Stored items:
• • • •
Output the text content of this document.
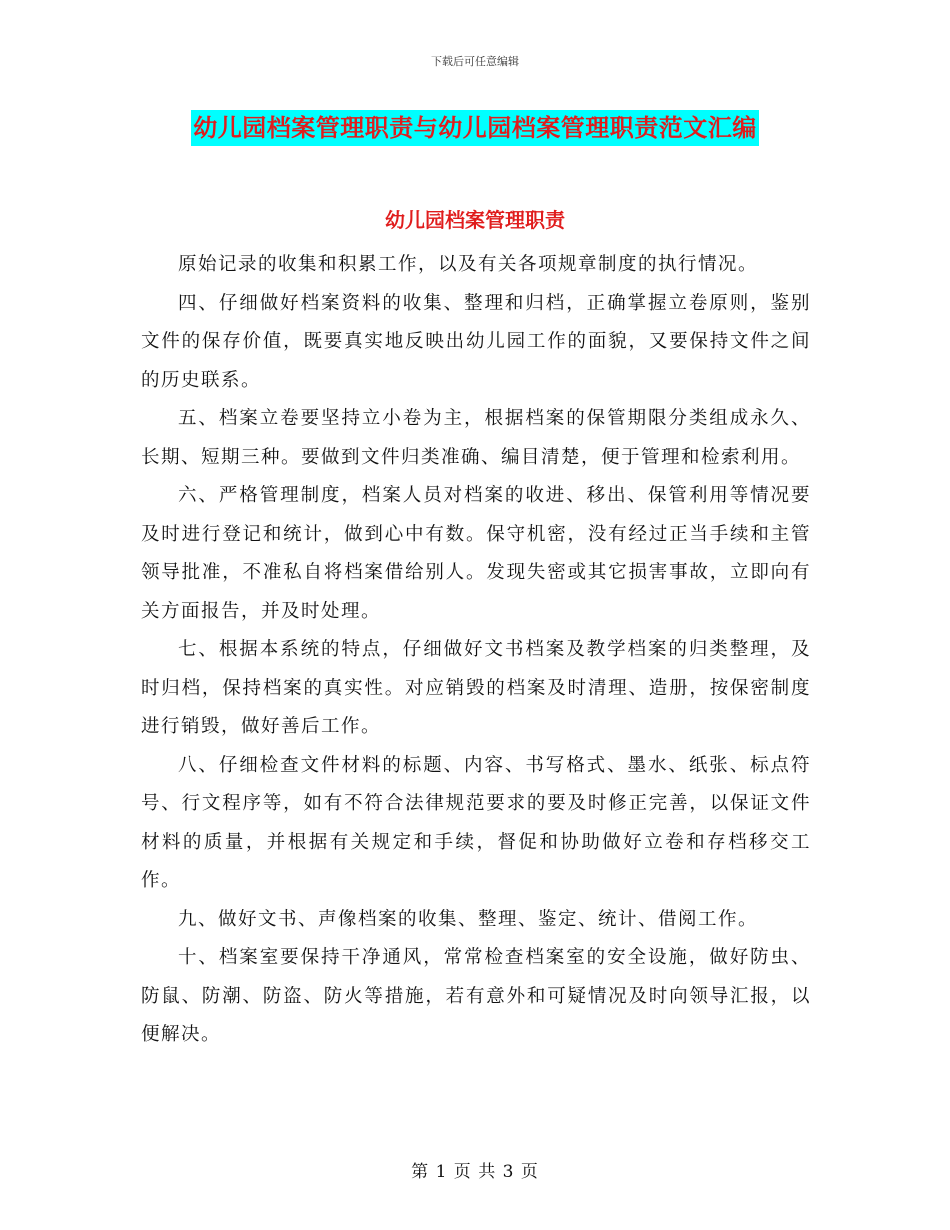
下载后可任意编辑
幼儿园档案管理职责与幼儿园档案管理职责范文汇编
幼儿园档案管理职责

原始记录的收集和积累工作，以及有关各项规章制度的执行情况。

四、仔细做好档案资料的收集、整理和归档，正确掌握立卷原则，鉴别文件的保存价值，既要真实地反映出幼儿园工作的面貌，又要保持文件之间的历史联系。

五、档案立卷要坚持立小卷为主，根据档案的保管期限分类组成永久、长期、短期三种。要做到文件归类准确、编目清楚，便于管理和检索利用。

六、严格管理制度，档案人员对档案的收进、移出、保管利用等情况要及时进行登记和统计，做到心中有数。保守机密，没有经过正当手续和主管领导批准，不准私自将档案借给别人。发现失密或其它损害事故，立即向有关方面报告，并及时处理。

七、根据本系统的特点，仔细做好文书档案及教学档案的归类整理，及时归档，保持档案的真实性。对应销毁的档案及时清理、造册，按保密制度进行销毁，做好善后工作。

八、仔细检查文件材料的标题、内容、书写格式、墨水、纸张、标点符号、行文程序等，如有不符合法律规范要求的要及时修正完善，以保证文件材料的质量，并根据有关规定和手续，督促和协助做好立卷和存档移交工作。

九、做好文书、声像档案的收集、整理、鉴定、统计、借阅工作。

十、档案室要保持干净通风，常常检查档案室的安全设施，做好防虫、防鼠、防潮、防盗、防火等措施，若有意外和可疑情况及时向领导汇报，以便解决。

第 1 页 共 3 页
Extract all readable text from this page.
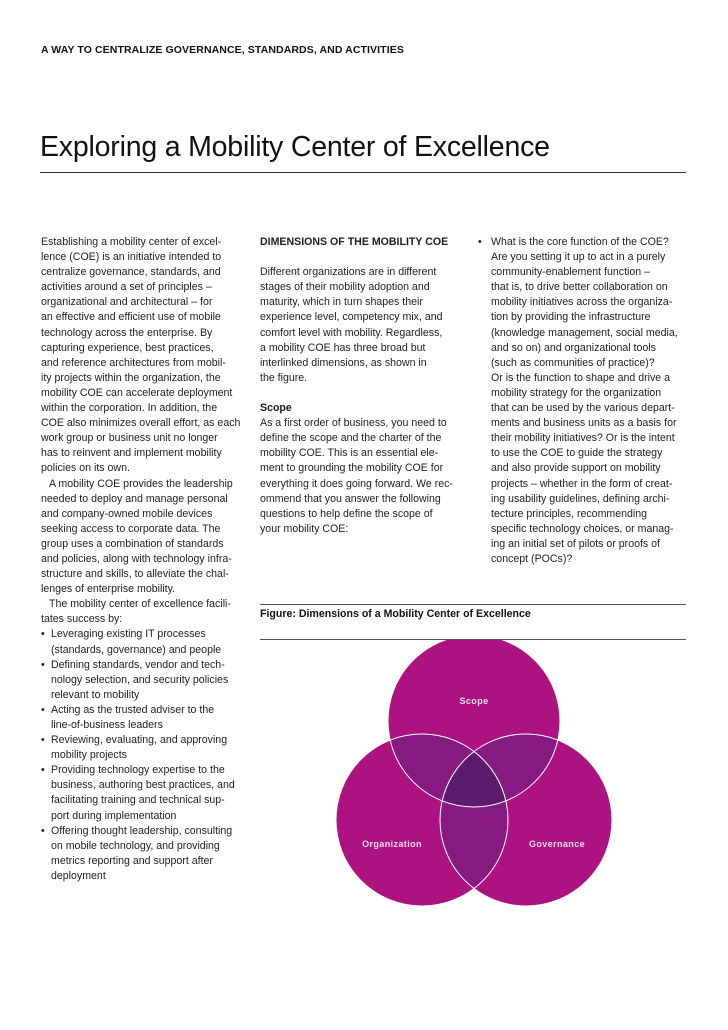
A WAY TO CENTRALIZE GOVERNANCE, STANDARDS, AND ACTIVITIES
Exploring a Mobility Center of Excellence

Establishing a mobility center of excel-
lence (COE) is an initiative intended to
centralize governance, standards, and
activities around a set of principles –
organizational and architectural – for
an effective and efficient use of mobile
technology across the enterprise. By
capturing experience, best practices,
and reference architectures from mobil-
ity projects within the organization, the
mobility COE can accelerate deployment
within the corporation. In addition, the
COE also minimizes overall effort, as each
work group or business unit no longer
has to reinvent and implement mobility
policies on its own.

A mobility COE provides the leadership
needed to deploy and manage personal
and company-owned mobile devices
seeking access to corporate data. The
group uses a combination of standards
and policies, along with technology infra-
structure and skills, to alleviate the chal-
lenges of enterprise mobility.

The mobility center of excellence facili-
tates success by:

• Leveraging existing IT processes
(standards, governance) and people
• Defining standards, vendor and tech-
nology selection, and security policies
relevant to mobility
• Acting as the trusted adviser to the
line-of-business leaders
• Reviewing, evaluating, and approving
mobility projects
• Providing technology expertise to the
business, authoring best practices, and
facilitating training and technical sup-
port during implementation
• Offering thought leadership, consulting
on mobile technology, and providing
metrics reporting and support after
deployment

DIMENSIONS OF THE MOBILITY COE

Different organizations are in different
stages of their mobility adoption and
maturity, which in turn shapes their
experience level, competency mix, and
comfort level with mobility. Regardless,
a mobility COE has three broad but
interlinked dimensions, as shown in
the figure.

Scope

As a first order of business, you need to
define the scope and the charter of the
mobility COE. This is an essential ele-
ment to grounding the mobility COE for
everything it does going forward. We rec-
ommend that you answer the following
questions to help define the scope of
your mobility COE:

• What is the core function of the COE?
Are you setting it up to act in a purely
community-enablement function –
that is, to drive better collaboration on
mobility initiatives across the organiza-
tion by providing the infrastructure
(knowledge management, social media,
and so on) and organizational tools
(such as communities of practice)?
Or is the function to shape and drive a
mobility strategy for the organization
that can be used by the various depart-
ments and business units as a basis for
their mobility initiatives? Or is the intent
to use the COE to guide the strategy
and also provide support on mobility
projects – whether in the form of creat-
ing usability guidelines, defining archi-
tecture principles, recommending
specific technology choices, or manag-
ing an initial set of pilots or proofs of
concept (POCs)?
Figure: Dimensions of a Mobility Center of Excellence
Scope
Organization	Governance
• • • •
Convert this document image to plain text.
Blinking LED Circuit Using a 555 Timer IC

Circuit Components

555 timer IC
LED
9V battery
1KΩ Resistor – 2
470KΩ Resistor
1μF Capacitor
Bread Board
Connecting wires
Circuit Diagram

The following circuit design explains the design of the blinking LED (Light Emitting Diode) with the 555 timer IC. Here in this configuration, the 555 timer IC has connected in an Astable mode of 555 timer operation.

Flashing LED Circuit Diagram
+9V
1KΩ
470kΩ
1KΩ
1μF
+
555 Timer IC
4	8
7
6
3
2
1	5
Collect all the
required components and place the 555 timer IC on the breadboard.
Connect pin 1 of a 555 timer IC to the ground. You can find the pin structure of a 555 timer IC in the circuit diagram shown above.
• • • •
### EXERCISE
Out of the material above, gather each line where "following" appears.

### ANSWER TO THE PROBLEM
ommend that you answer the following
The following circuit design explains the design of the blinking LED (Light Emitting Diode) with the 555 timer IC. Here in this configuration, the 555 timer IC has connected in an Astable mode of 555 timer operation.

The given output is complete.